Given information:
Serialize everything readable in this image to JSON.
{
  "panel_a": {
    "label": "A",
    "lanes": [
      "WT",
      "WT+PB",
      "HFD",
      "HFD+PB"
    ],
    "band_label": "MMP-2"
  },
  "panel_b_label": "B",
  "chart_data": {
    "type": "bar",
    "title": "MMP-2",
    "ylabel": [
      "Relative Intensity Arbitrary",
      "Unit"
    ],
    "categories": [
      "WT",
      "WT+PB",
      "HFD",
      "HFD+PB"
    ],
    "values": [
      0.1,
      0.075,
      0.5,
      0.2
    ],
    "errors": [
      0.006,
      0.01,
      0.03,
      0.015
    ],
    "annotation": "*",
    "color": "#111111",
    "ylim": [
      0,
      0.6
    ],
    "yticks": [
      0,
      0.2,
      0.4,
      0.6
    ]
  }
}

Set problem:
Retype the data in full and match it exactly.

Result of the exercise:
Serialize everything readable in this image to JSON.
{
  "panel_a": {
    "label": "A",
    "lanes": [
      "WT",
      "WT+PB",
      "HFD",
      "HFD+PB"
    ],
    "band_label": "MMP-2"
  },
  "panel_b_label": "B",
  "chart_data": {
    "type": "bar",
    "title": "MMP-2",
    "ylabel": [
      "Relative Intensity Arbitrary",
      "Unit"
    ],
    "categories": [
      "WT",
      "WT+PB",
      "HFD",
      "HFD+PB"
    ],
    "values": [
      0.1,
      0.075,
      0.5,
      0.2
    ],
    "errors": [
      0.006,
      0.01,
      0.03,
      0.015
    ],
    "annotation": "*",
    "color": "#111111",
    "ylim": [
      0,
      0.6
    ],
    "yticks": [
      0,
      0.2,
      0.4,
      0.6
    ]
  }
}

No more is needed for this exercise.